START RECORDS TO PROCESS
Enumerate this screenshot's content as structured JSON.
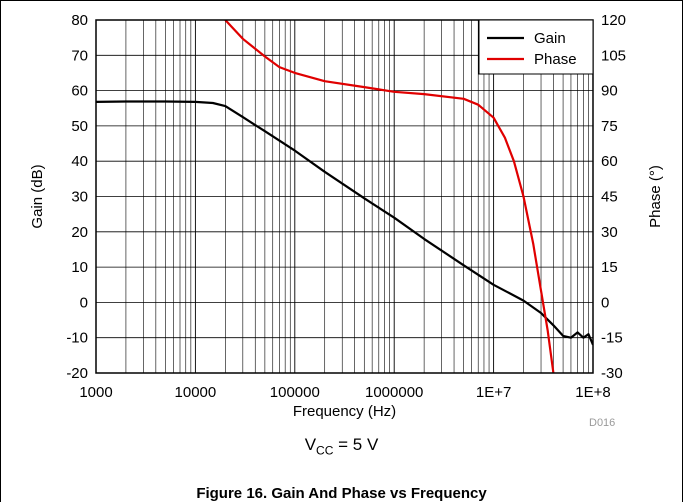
{
  "chart_data": {
    "type": "line",
    "title": "",
    "xlabel": "Frequency (Hz)",
    "ylabel": "Gain (dB)",
    "y2label": "Phase (°)",
    "xscale": "log",
    "xlim": [
      1000,
      100000000
    ],
    "ylim": [
      -20,
      80
    ],
    "y2lim": [
      -30,
      120
    ],
    "grid": true,
    "legend_position": "top-right",
    "x_tick_labels": [
      "1000",
      "10000",
      "100000",
      "1000000",
      "1E+7",
      "1E+8"
    ],
    "y_tick_labels": [
      "80",
      "70",
      "60",
      "50",
      "40",
      "30",
      "20",
      "10",
      "0",
      "-10",
      "-20"
    ],
    "y2_tick_labels": [
      "120",
      "105",
      "90",
      "75",
      "60",
      "45",
      "30",
      "15",
      "0",
      "-15",
      "-30"
    ],
    "series": [
      {
        "name": "Gain",
        "axis": "left",
        "color": "#000000",
        "x": [
          1000,
          2000,
          5000,
          10000,
          15000,
          20000,
          30000,
          50000,
          100000,
          200000,
          500000,
          1000000,
          2000000,
          5000000,
          10000000,
          20000000,
          30000000,
          40000000,
          50000000,
          60000000,
          70000000,
          80000000,
          90000000,
          100000000
        ],
        "y": [
          56.8,
          56.9,
          56.9,
          56.8,
          56.5,
          55.6,
          52.5,
          48.5,
          43,
          37,
          29.5,
          24,
          18,
          10.5,
          5,
          0.5,
          -3,
          -6.5,
          -9.5,
          -10,
          -8.5,
          -10,
          -9,
          -12
        ]
      },
      {
        "name": "Phase",
        "axis": "right",
        "color": "#e00000",
        "x": [
          20000,
          30000,
          50000,
          70000,
          100000,
          200000,
          500000,
          1000000,
          2000000,
          5000000,
          7000000,
          10000000,
          13000000,
          16000000,
          20000000,
          25000000,
          30000000,
          35000000,
          40000000
        ],
        "y": [
          120,
          112,
          104.5,
          100,
          97.5,
          94,
          91.5,
          89.5,
          88.5,
          86.5,
          84,
          78.5,
          70,
          60,
          45,
          25,
          5,
          -12,
          -30
        ]
      }
    ]
  },
  "code_label": "D016",
  "condition": {
    "prefix": "V",
    "subscript": "CC",
    "suffix": " = 5 V"
  },
  "caption": "Figure 16. Gain And Phase vs Frequency"
}
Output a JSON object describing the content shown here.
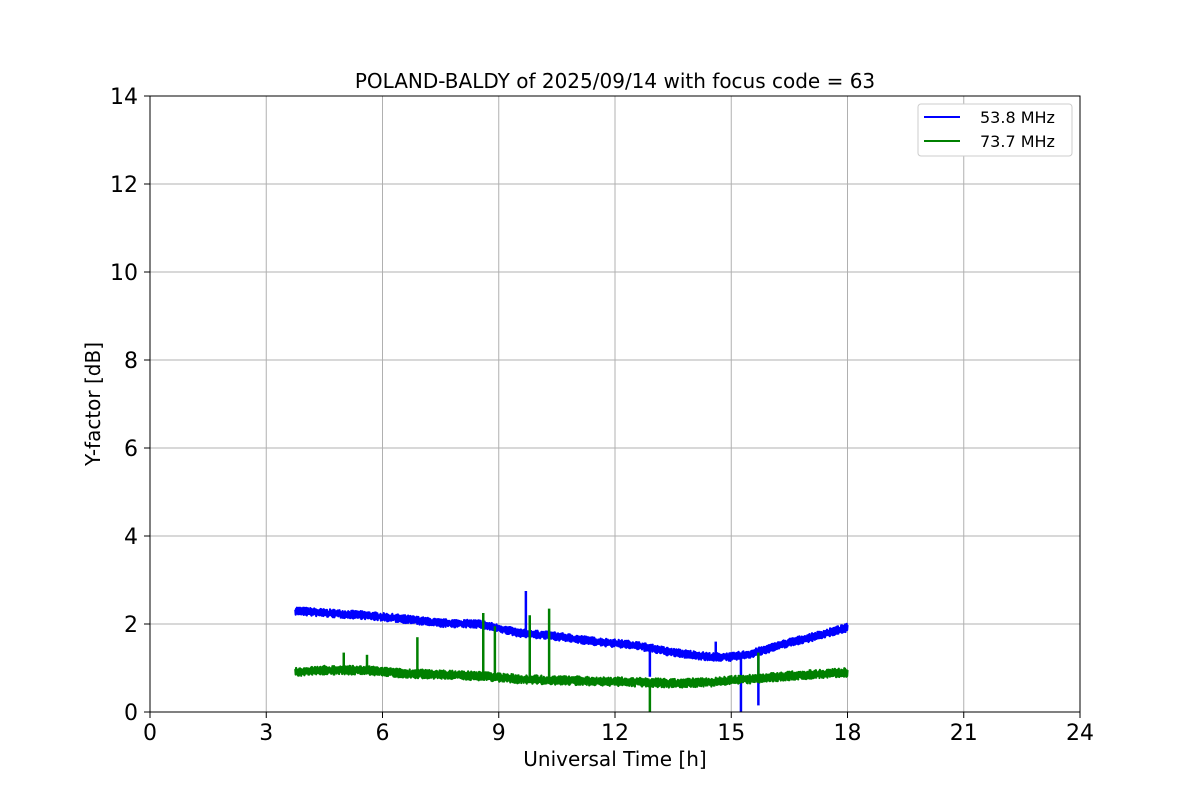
{
  "chart_data": {
    "type": "line",
    "title": "POLAND-BALDY of 2025/09/14 with focus code = 63",
    "xlabel": "Universal Time [h]",
    "ylabel": "Y-factor [dB]",
    "xlim": [
      0,
      24
    ],
    "ylim": [
      0,
      14
    ],
    "xticks": [
      0,
      3,
      6,
      9,
      12,
      15,
      18,
      21,
      24
    ],
    "yticks": [
      0,
      2,
      4,
      6,
      8,
      10,
      12,
      14
    ],
    "grid": true,
    "legend_position": "top-right",
    "series": [
      {
        "name": "53.8 MHz",
        "color": "#0000ff",
        "x": [
          3.75,
          4.5,
          5.5,
          6.5,
          7.5,
          8.5,
          9.5,
          10.5,
          11.5,
          12.5,
          13.5,
          14.5,
          15.0,
          15.5,
          16.0,
          16.5,
          17.0,
          17.5,
          18.0
        ],
        "y": [
          2.3,
          2.25,
          2.2,
          2.12,
          2.02,
          2.0,
          1.8,
          1.72,
          1.6,
          1.52,
          1.35,
          1.25,
          1.25,
          1.32,
          1.45,
          1.58,
          1.68,
          1.8,
          1.92
        ],
        "spikes": [
          {
            "x": 9.7,
            "y": 2.75
          },
          {
            "x": 12.9,
            "y": 0.8
          },
          {
            "x": 15.25,
            "y": 0.0
          },
          {
            "x": 15.7,
            "y": 0.15
          },
          {
            "x": 14.6,
            "y": 1.6
          }
        ]
      },
      {
        "name": "73.7 MHz",
        "color": "#008000",
        "x": [
          3.75,
          4.5,
          5.5,
          6.5,
          7.5,
          8.5,
          9.5,
          10.5,
          11.5,
          12.5,
          13.5,
          14.5,
          15.5,
          16.5,
          17.5,
          18.0
        ],
        "y": [
          0.9,
          0.95,
          0.95,
          0.88,
          0.85,
          0.82,
          0.75,
          0.72,
          0.7,
          0.68,
          0.65,
          0.68,
          0.75,
          0.82,
          0.88,
          0.9
        ],
        "spikes": [
          {
            "x": 5.0,
            "y": 1.35
          },
          {
            "x": 5.6,
            "y": 1.3
          },
          {
            "x": 6.9,
            "y": 1.7
          },
          {
            "x": 8.6,
            "y": 2.25
          },
          {
            "x": 8.9,
            "y": 1.95
          },
          {
            "x": 9.8,
            "y": 2.2
          },
          {
            "x": 10.3,
            "y": 2.35
          },
          {
            "x": 12.9,
            "y": 0.0
          },
          {
            "x": 15.7,
            "y": 1.35
          }
        ]
      }
    ]
  }
}
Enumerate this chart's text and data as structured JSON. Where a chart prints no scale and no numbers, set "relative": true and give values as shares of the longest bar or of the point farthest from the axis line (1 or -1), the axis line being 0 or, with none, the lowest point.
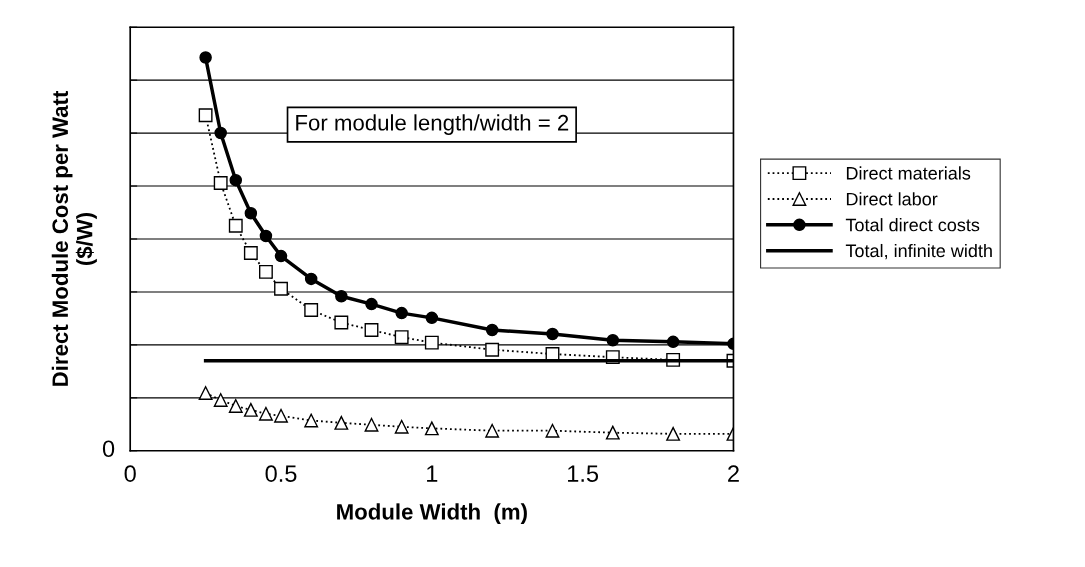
{
  "chart_data": {
    "type": "line",
    "relative": true,
    "xlabel": "Module Width  (m)",
    "ylabel": "Direct Module Cost per Watt\n($/W)",
    "xlim": [
      0,
      2
    ],
    "xticks": [
      0,
      0.5,
      1,
      1.5,
      2
    ],
    "grid": "y",
    "legend": "right",
    "annotations": [
      "For module length/width = 2",
      "0"
    ],
    "x": [
      0.25,
      0.3,
      0.35,
      0.4,
      0.45,
      0.5,
      0.6,
      0.7,
      0.8,
      0.9,
      1.0,
      1.2,
      1.4,
      1.6,
      1.8,
      2.0
    ],
    "series": [
      {
        "name": "Direct materials",
        "color": "#000000",
        "marker": "square",
        "line_style": "dotted",
        "values": [
          0.853,
          0.681,
          0.572,
          0.503,
          0.455,
          0.412,
          0.358,
          0.326,
          0.307,
          0.289,
          0.275,
          0.257,
          0.246,
          0.238,
          0.231,
          0.229
        ]
      },
      {
        "name": "Direct labor",
        "color": "#000000",
        "marker": "triangle",
        "line_style": "dotted",
        "values": [
          0.147,
          0.129,
          0.114,
          0.104,
          0.094,
          0.089,
          0.077,
          0.071,
          0.066,
          0.061,
          0.057,
          0.051,
          0.051,
          0.046,
          0.043,
          0.043
        ]
      },
      {
        "name": "Total direct costs",
        "color": "#000000",
        "marker": "circle",
        "line_style": "solid",
        "values": [
          1,
          0.808,
          0.688,
          0.604,
          0.546,
          0.495,
          0.437,
          0.393,
          0.373,
          0.35,
          0.338,
          0.307,
          0.297,
          0.281,
          0.277,
          0.272
        ]
      },
      {
        "name": "Total, infinite width",
        "color": "#000000",
        "marker": "none",
        "line_style": "solid",
        "x": [
          0.25,
          2.0
        ],
        "values": [
          0.229,
          0.229
        ]
      }
    ]
  }
}
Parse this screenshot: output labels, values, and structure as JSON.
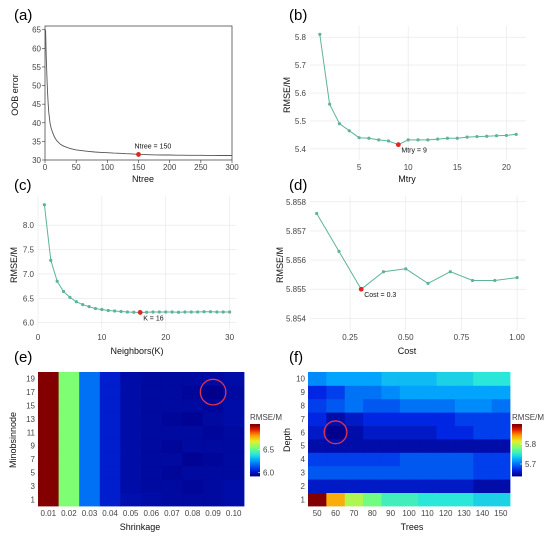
END RECORDS TO PROCESS
* THE PROBLEM *
Some lines of the records may hold the word "Frequency". How many do? Answer with a number and nothing else.

* RESPONSE TO THIS TASK *
2